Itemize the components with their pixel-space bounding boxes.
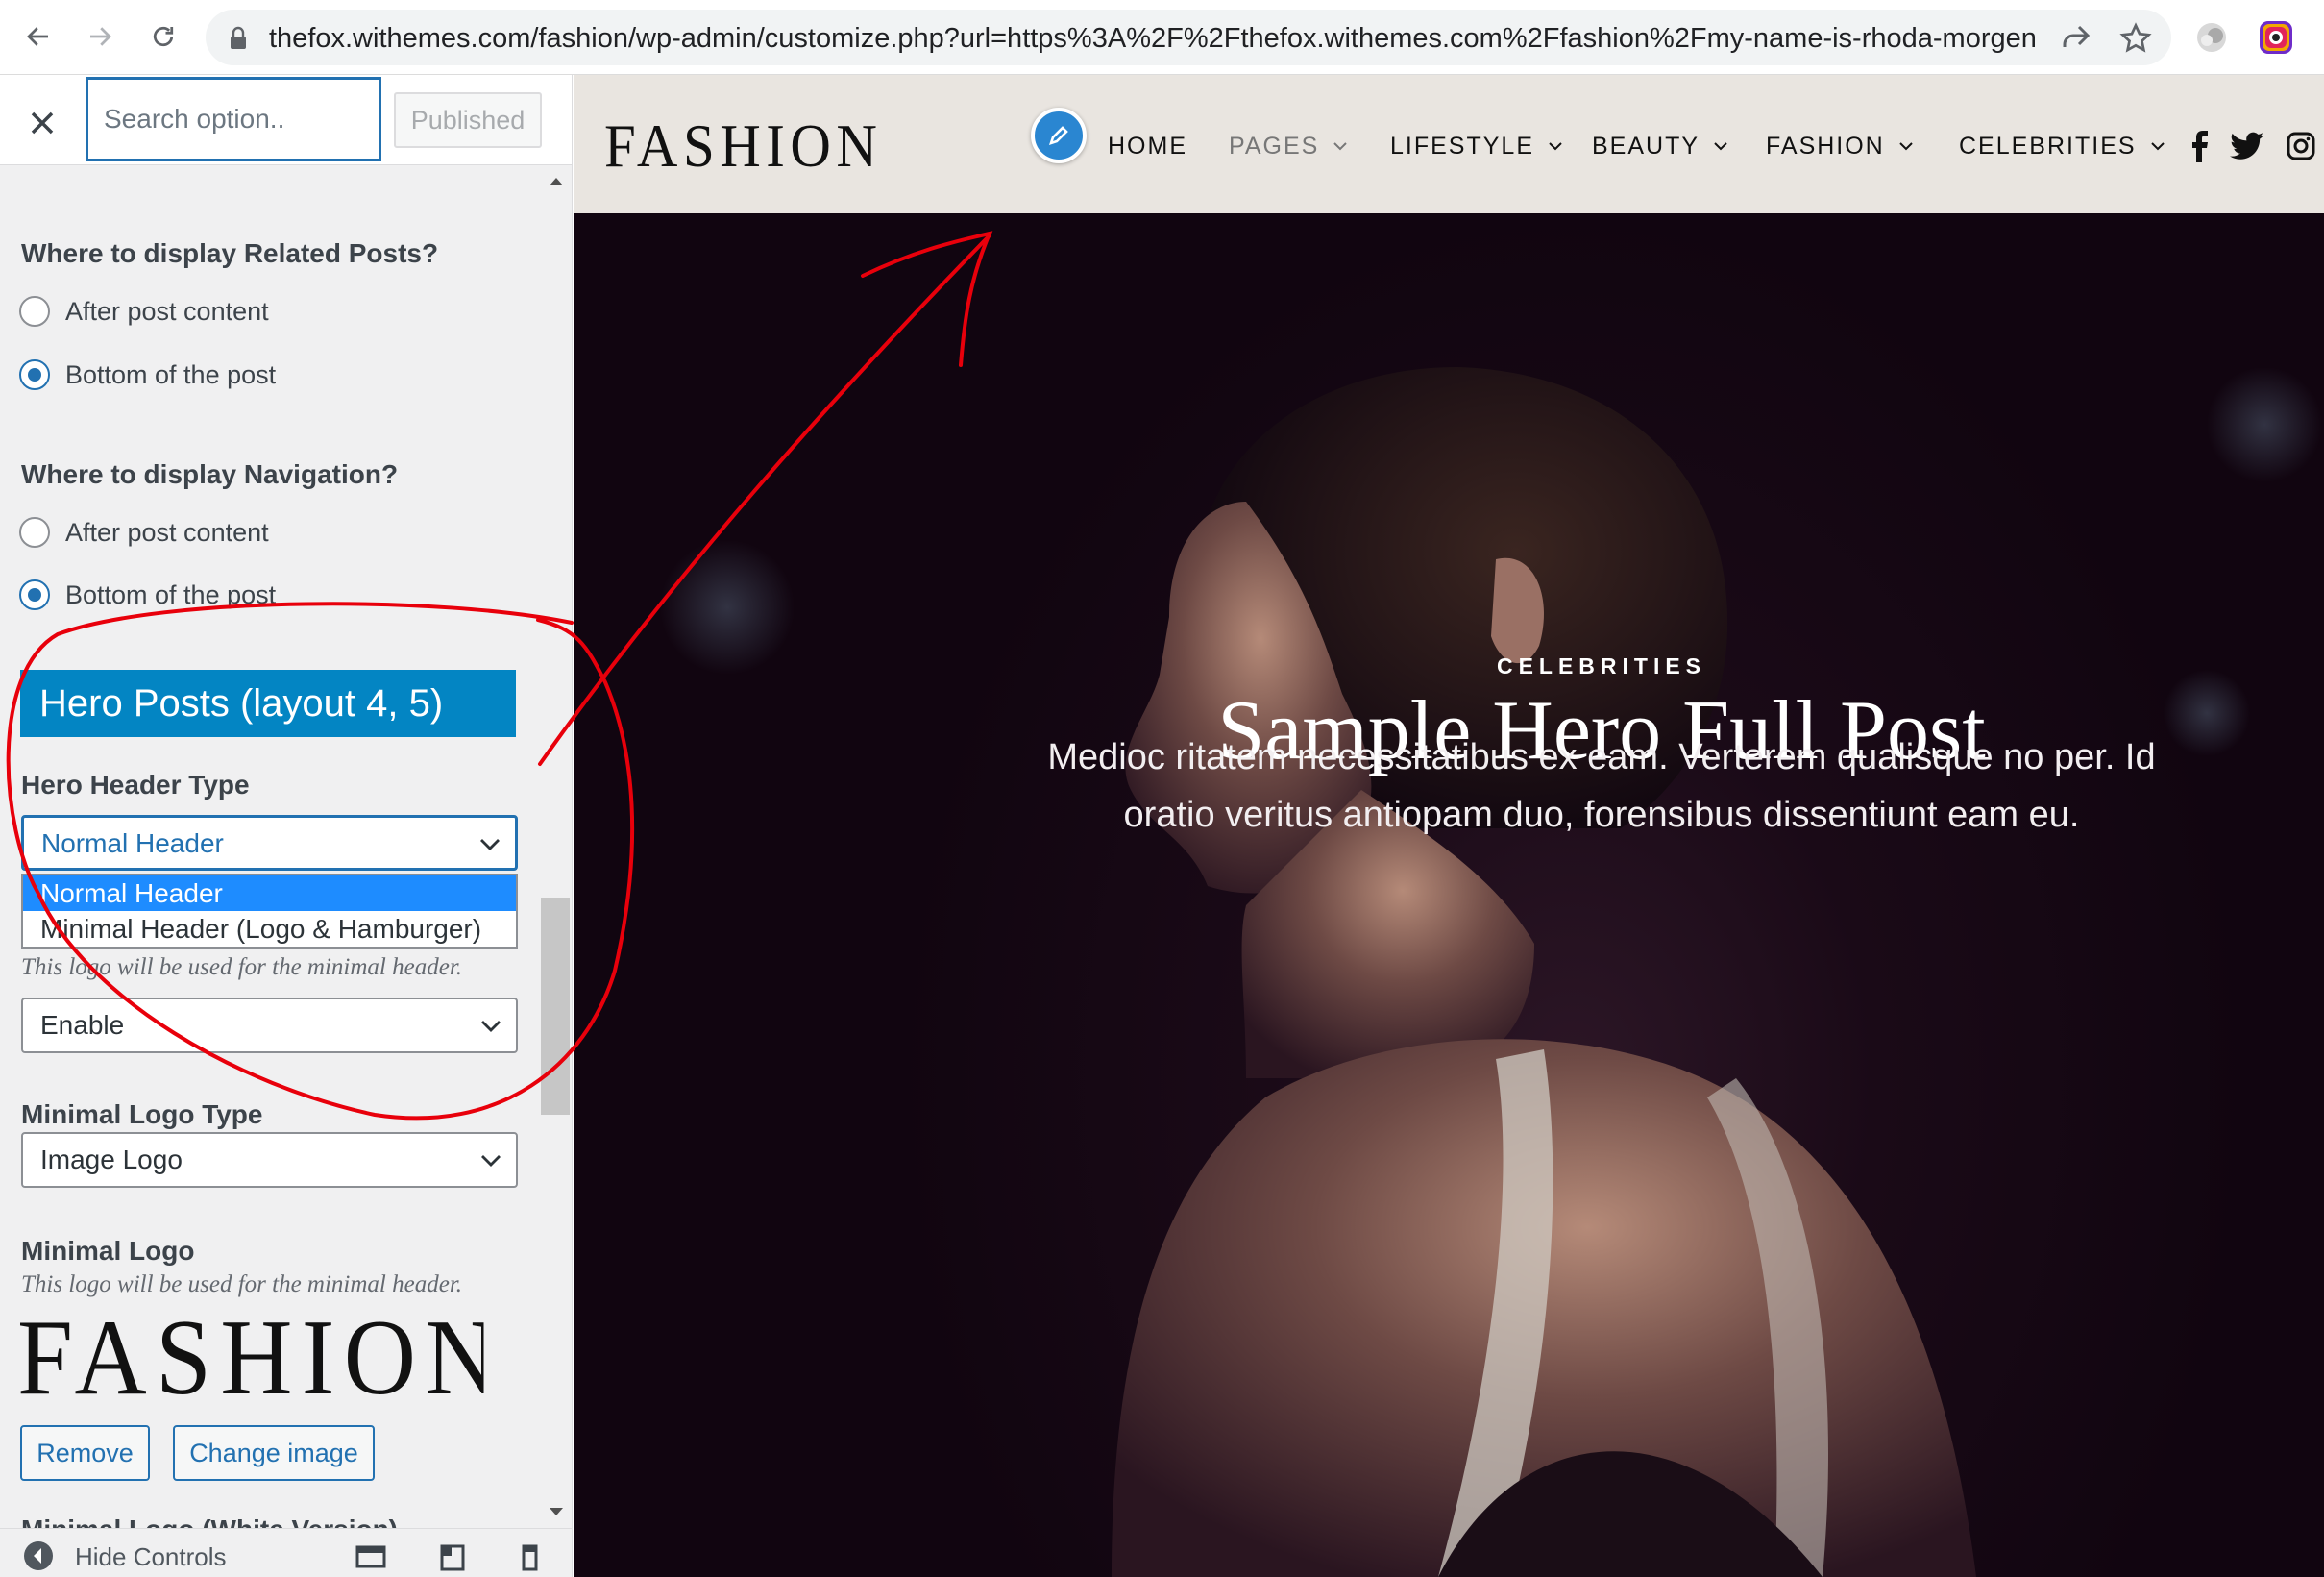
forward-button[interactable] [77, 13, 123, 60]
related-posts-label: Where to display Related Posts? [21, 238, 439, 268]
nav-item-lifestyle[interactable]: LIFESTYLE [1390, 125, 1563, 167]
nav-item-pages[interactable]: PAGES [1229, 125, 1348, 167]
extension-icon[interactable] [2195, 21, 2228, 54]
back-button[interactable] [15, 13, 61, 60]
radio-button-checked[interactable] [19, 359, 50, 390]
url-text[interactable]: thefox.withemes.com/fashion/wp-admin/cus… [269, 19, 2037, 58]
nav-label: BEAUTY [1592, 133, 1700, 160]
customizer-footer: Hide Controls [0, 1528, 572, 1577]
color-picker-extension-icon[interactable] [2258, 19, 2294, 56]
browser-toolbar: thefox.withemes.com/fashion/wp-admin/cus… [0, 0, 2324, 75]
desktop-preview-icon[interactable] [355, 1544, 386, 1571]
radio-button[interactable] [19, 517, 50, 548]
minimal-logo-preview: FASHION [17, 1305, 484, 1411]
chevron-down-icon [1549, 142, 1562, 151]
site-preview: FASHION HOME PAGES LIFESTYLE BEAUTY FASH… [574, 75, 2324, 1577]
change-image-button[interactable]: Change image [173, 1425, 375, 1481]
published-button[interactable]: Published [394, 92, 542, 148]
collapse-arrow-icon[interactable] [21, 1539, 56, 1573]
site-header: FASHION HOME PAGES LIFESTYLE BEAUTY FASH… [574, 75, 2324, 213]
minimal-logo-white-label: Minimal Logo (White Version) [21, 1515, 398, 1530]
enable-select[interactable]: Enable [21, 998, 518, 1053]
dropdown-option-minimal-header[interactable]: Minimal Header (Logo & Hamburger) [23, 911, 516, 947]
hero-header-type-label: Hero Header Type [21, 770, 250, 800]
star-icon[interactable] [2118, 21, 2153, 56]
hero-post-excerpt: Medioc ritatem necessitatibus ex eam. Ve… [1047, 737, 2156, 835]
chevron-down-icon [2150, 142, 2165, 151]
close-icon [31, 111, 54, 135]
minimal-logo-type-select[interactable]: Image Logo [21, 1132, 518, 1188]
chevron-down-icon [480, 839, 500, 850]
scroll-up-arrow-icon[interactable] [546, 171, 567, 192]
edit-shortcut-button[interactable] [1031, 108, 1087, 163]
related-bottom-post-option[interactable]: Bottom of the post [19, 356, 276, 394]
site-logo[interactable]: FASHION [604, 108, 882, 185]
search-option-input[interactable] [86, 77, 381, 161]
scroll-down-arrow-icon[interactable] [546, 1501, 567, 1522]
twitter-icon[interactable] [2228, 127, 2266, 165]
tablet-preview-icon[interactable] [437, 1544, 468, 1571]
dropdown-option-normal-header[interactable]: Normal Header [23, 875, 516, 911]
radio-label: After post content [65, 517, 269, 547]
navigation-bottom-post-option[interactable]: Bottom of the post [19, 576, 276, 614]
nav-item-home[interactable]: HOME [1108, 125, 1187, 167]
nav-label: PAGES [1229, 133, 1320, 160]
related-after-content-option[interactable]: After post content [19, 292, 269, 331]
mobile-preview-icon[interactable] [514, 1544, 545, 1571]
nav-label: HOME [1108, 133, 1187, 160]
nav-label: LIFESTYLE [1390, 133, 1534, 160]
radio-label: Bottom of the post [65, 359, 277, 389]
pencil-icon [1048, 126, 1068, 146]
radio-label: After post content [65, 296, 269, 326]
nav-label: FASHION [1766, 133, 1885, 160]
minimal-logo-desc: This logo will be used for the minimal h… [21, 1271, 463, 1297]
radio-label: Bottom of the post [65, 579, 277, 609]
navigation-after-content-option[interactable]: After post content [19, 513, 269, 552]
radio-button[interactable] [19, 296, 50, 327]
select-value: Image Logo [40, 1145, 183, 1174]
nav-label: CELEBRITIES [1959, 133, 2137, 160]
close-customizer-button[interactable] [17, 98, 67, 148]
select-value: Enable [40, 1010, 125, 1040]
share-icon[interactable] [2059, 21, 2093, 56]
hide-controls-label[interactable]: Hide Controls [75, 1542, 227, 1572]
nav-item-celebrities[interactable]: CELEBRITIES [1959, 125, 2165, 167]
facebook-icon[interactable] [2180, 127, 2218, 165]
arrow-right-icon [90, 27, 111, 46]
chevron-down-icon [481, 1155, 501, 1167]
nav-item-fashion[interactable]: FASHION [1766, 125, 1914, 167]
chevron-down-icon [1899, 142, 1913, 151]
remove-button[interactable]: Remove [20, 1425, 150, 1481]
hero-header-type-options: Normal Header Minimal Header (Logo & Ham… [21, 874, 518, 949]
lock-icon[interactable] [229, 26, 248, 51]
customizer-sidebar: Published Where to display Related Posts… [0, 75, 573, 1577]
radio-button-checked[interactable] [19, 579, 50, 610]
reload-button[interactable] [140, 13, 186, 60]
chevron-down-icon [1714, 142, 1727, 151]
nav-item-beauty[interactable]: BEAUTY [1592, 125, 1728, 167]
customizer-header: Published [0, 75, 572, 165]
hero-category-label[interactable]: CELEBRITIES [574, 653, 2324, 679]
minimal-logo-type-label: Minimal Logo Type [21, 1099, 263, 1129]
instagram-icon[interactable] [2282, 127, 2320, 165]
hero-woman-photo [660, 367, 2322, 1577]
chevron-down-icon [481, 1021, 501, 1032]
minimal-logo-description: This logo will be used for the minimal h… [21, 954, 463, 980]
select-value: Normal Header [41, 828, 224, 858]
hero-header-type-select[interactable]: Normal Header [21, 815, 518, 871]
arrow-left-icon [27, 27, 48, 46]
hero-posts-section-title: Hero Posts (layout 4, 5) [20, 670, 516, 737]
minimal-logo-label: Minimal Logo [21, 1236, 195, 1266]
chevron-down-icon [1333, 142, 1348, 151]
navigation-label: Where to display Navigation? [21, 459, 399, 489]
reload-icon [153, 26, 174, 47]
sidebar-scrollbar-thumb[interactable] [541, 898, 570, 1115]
════════════════════
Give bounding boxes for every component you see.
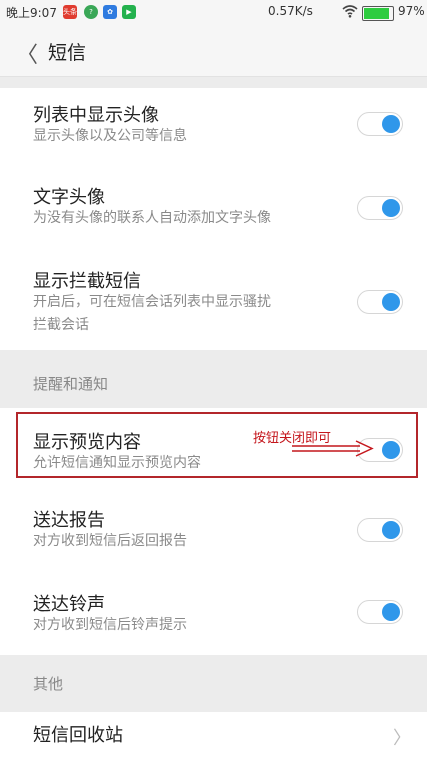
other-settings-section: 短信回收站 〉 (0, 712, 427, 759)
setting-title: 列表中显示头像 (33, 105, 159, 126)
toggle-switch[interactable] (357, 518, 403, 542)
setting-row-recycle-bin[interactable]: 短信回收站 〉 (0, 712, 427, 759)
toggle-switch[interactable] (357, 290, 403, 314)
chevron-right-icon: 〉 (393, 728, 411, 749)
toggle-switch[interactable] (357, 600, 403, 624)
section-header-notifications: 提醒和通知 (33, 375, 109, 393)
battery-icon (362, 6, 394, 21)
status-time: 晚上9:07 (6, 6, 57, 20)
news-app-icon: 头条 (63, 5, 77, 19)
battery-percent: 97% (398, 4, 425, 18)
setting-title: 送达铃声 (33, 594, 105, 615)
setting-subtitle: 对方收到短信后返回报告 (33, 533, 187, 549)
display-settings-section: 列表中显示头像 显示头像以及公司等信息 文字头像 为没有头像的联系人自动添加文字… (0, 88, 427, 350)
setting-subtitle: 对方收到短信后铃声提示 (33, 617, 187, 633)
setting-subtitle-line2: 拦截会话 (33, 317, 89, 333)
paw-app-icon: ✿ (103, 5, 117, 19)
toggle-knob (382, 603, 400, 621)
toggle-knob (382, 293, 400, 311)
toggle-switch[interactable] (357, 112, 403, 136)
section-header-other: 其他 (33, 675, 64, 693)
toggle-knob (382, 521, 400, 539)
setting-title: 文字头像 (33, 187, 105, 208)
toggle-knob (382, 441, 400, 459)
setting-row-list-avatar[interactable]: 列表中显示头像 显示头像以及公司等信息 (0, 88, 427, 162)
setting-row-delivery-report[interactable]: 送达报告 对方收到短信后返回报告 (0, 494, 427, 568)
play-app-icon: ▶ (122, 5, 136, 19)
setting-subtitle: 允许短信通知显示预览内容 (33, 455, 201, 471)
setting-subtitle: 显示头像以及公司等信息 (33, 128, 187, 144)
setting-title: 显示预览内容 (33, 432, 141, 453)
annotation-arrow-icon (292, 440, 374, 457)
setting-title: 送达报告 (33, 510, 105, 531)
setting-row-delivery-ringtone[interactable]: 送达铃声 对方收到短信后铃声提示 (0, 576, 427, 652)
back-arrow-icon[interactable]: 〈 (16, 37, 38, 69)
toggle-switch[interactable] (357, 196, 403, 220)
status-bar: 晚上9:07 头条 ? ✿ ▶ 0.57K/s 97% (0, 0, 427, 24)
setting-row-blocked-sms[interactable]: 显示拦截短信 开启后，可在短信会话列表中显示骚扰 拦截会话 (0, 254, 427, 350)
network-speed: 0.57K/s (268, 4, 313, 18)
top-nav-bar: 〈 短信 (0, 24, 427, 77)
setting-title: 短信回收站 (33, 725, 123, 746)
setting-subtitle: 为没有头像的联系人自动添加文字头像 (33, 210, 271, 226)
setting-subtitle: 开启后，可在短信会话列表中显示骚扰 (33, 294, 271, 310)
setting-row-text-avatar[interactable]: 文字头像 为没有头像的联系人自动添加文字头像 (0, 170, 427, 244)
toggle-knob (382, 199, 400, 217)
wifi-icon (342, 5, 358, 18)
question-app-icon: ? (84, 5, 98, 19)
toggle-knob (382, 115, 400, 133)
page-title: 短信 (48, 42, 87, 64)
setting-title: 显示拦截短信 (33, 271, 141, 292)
════════════════════
Return everything in the listing from the line containing "forward-button[interactable] [77, 13, 123, 60]" down to the line containing "nav-item-pages[interactable]: PAGES [1229, 125, 1348, 167]", both included, reproducing each line verbatim.

forward-button[interactable] [77, 13, 123, 60]
related-posts-label: Where to display Related Posts? [21, 238, 439, 268]
nav-item-lifestyle[interactable]: LIFESTYLE [1390, 125, 1563, 167]
nav-item-pages[interactable]: PAGES [1229, 125, 1348, 167]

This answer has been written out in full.